Request
Extract, from the listing that follows, each line containing the word "παρουσιάστηκε".

Record list
* START *
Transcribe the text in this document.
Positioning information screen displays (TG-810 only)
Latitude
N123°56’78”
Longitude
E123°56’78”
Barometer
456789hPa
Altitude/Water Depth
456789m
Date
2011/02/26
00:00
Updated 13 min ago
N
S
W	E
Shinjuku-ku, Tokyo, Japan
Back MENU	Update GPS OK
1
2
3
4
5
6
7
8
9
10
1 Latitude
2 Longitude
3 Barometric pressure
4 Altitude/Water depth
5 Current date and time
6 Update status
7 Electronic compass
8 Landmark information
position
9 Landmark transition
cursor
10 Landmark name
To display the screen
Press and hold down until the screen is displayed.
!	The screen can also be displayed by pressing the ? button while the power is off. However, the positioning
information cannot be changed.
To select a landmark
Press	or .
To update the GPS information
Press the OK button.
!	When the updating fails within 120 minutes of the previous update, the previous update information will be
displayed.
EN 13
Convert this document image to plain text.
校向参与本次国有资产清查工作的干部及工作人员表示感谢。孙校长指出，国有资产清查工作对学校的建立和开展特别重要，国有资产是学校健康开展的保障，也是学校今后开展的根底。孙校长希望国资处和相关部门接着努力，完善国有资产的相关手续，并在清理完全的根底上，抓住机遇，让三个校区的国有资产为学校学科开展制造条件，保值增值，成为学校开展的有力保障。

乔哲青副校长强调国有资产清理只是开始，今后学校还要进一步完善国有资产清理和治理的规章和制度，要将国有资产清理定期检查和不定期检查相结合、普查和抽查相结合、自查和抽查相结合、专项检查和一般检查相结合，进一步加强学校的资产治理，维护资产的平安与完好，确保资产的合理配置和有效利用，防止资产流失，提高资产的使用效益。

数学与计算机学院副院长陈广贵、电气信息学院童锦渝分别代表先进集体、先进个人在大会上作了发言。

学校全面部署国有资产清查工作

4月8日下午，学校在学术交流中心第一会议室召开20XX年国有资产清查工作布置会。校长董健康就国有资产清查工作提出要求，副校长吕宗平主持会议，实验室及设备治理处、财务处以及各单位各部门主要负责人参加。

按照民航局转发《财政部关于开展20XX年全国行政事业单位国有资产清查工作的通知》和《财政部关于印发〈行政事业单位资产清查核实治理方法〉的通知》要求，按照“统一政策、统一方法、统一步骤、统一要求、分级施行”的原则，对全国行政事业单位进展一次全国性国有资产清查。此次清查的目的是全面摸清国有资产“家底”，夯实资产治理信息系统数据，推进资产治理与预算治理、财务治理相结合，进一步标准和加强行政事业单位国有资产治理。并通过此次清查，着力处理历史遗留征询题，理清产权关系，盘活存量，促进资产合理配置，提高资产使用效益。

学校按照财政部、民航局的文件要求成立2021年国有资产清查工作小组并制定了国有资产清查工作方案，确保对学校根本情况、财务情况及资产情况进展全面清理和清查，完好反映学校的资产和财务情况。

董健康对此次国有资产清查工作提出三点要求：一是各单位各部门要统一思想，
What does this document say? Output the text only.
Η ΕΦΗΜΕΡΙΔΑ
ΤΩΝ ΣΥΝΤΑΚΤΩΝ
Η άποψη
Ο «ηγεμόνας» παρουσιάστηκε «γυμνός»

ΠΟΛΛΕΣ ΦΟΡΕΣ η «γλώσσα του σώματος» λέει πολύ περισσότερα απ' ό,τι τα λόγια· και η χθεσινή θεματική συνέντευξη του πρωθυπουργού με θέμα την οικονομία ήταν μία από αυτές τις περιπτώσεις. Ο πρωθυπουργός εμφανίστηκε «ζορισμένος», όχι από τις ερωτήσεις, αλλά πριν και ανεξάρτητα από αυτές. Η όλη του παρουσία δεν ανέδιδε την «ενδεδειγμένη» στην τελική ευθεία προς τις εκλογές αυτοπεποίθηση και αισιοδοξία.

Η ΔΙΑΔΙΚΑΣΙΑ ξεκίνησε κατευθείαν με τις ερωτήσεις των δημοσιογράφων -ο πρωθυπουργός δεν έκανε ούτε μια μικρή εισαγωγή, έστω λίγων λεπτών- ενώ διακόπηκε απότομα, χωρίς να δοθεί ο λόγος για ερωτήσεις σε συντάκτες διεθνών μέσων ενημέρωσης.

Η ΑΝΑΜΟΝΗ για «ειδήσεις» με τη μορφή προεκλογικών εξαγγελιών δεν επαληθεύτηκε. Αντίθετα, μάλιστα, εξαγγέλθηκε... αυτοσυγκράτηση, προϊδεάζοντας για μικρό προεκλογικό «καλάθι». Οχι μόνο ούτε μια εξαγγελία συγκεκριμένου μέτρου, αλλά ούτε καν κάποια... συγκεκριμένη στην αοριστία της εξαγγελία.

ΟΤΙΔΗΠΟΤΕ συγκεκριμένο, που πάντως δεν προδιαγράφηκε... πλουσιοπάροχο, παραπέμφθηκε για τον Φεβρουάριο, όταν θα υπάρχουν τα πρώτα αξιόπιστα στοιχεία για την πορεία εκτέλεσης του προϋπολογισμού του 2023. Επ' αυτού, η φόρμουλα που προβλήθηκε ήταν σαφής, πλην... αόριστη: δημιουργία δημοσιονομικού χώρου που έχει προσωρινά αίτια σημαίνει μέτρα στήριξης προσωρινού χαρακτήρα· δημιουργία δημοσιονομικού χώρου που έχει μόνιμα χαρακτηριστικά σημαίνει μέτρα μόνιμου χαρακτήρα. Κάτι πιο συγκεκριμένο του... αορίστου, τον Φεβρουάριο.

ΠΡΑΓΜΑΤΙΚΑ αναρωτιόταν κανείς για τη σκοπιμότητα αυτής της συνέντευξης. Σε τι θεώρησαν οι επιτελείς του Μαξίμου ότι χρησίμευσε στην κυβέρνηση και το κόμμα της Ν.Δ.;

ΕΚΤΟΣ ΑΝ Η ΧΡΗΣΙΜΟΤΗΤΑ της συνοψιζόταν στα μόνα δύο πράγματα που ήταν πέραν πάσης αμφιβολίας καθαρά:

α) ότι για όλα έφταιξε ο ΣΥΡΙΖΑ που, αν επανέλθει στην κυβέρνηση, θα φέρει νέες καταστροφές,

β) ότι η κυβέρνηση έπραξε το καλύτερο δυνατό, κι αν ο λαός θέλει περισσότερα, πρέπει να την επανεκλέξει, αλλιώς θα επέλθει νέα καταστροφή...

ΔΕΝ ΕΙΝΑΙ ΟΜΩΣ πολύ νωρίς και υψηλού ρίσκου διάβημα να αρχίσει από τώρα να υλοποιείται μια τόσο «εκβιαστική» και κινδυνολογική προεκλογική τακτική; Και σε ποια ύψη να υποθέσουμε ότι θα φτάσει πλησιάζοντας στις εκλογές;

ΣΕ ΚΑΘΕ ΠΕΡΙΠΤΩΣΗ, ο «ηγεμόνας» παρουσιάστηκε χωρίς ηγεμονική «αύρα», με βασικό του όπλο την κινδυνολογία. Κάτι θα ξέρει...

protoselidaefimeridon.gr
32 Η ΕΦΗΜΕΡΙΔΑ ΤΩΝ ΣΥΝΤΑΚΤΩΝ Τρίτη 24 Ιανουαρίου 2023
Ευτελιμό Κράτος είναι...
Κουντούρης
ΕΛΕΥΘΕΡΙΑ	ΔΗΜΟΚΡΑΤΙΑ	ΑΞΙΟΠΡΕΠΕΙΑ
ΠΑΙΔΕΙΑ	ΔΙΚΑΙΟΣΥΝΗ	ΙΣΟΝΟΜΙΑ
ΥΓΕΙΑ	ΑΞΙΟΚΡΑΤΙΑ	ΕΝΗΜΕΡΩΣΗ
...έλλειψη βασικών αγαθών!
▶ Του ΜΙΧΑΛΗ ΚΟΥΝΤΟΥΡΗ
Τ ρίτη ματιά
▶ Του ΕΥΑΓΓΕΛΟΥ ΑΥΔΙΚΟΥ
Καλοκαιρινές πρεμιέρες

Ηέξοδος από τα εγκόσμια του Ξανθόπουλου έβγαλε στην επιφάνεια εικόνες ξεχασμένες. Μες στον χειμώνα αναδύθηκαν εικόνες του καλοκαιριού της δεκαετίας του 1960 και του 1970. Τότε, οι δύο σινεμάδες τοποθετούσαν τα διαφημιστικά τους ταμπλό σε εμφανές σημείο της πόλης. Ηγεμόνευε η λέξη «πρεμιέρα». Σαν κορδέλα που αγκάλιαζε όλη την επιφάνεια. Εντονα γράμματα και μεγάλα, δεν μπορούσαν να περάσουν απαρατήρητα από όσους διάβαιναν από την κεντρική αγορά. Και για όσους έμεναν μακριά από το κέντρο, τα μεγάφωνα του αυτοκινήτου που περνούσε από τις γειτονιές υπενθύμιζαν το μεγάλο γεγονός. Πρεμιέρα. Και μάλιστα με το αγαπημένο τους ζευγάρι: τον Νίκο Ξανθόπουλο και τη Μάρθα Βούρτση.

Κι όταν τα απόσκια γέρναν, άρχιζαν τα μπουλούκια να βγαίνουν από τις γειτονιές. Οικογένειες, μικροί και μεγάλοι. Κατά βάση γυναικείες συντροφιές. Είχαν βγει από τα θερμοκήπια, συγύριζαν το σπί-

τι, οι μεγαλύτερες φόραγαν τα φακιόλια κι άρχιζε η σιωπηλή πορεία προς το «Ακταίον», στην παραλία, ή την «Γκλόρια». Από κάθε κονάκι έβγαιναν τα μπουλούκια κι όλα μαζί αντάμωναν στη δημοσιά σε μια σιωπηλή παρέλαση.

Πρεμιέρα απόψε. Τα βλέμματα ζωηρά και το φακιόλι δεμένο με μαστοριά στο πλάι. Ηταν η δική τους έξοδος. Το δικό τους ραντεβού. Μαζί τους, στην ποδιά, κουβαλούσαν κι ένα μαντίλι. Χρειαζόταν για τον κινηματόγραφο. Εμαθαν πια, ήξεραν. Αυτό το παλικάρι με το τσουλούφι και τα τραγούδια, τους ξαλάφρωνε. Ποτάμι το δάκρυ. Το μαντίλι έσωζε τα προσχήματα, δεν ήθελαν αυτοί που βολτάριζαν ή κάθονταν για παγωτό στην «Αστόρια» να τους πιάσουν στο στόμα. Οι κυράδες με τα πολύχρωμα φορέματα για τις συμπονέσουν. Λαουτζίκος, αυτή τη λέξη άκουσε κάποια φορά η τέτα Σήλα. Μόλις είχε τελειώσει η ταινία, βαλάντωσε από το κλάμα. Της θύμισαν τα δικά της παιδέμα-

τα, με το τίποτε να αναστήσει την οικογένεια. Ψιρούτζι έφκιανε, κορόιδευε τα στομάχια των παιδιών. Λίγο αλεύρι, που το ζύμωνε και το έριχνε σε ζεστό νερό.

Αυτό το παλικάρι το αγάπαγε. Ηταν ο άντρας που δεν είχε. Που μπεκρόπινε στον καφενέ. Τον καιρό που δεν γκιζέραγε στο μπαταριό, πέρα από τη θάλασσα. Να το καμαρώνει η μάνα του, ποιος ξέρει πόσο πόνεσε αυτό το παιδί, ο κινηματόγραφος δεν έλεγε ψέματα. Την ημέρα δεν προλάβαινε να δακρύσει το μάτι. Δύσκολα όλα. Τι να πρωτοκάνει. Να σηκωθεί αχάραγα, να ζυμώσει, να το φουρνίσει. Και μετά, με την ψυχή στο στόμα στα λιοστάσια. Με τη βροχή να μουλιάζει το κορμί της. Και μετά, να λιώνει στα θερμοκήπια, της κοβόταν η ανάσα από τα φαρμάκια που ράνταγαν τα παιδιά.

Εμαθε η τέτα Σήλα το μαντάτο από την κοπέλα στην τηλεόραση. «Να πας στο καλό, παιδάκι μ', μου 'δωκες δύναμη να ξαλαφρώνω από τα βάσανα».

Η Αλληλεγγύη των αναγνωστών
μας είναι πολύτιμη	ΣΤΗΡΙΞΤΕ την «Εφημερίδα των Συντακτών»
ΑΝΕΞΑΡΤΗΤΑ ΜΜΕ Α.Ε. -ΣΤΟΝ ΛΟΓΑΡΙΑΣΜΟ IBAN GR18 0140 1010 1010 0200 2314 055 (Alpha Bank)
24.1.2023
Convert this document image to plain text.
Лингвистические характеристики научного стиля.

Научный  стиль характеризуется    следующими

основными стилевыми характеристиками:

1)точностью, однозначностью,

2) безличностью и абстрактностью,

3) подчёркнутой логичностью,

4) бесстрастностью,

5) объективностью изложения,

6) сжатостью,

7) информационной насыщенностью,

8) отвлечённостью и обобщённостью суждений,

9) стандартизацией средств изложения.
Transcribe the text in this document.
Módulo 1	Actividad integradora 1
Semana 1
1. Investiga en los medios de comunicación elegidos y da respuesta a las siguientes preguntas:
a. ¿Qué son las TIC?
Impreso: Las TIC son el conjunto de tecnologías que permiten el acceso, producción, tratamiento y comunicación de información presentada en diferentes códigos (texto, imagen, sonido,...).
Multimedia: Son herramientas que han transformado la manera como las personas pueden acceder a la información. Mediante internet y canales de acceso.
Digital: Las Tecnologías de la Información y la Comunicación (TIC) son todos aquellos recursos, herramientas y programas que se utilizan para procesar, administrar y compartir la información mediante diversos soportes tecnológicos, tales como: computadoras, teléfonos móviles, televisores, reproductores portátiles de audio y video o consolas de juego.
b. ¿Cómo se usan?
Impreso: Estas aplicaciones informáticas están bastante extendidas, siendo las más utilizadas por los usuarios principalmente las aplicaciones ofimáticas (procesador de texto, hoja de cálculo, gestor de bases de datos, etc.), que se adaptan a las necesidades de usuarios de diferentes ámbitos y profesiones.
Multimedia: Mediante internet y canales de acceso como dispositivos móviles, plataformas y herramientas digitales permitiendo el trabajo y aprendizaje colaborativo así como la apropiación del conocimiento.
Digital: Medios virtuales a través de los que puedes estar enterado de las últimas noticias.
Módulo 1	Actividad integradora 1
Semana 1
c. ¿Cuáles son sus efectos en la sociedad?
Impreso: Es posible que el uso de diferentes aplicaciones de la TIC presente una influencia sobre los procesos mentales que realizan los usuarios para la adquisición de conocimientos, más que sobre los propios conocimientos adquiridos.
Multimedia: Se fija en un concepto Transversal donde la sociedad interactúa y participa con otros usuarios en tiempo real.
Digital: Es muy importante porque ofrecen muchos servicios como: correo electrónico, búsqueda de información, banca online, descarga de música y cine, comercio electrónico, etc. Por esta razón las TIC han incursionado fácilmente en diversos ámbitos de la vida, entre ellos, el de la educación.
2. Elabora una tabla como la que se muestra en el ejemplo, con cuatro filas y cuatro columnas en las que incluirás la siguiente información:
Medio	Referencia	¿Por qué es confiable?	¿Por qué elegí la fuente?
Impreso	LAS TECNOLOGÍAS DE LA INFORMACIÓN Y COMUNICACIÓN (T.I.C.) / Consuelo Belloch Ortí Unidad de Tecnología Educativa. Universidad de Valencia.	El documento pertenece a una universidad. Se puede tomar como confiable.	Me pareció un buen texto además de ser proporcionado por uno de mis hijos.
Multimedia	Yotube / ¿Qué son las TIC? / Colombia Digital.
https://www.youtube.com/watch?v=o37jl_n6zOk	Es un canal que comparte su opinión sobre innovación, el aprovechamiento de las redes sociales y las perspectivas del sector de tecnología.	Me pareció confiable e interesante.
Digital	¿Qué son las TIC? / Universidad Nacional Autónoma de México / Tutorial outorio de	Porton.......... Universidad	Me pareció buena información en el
* END *
Solution for this problem
Ο «ηγεμόνας» παρουσιάστηκε «γυμνός»
ΣΕ ΚΑΘΕ ΠΕΡΙΠΤΩΣΗ, ο «ηγεμόνας» παρουσιάστηκε χωρίς ηγεμονική «αύρα», με βασικό του όπλο την κινδυνολογία. Κάτι θα ξέρει...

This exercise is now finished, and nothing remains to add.